WRITTEN REQUEST:
Every entry below should be repeated exactly; the pictures should not.

DATA SUPPLIED:

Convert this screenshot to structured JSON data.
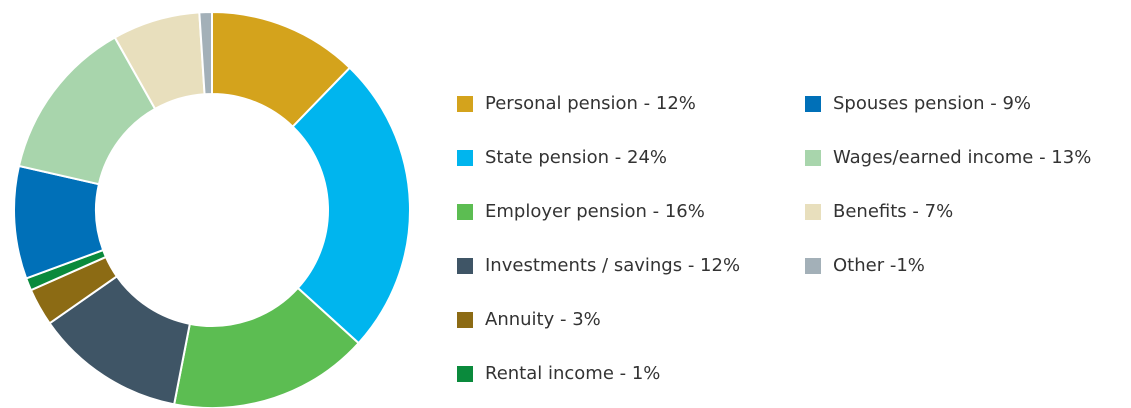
{
  "chart_data": {
    "type": "donut",
    "categories": [
      "Personal pension - 12%",
      "State pension - 24%",
      "Employer pension - 16%",
      "Investments / savings - 12%",
      "Annuity - 3%",
      "Rental income - 1%",
      "Spouses pension - 9%",
      "Wages/earned income - 13%",
      "Benefits - 7%",
      "Other -1%"
    ],
    "values": [
      12,
      24,
      16,
      12,
      3,
      1,
      9,
      13,
      7,
      1
    ],
    "colors": [
      "#d4a31c",
      "#00b5ee",
      "#5cbd52",
      "#3f5566",
      "#8c6b14",
      "#0a8a3c",
      "#0070b8",
      "#a8d5ac",
      "#e8dfbd",
      "#a3b0b8"
    ]
  }
}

THE RESULT:
Convert this screenshot to structured JSON data.
{
  "chart_data": {
    "type": "donut",
    "categories": [
      "Personal pension - 12%",
      "State pension - 24%",
      "Employer pension - 16%",
      "Investments / savings - 12%",
      "Annuity - 3%",
      "Rental income - 1%",
      "Spouses pension - 9%",
      "Wages/earned income - 13%",
      "Benefits - 7%",
      "Other -1%"
    ],
    "values": [
      12,
      24,
      16,
      12,
      3,
      1,
      9,
      13,
      7,
      1
    ],
    "colors": [
      "#d4a31c",
      "#00b5ee",
      "#5cbd52",
      "#3f5566",
      "#8c6b14",
      "#0a8a3c",
      "#0070b8",
      "#a8d5ac",
      "#e8dfbd",
      "#a3b0b8"
    ]
  }
}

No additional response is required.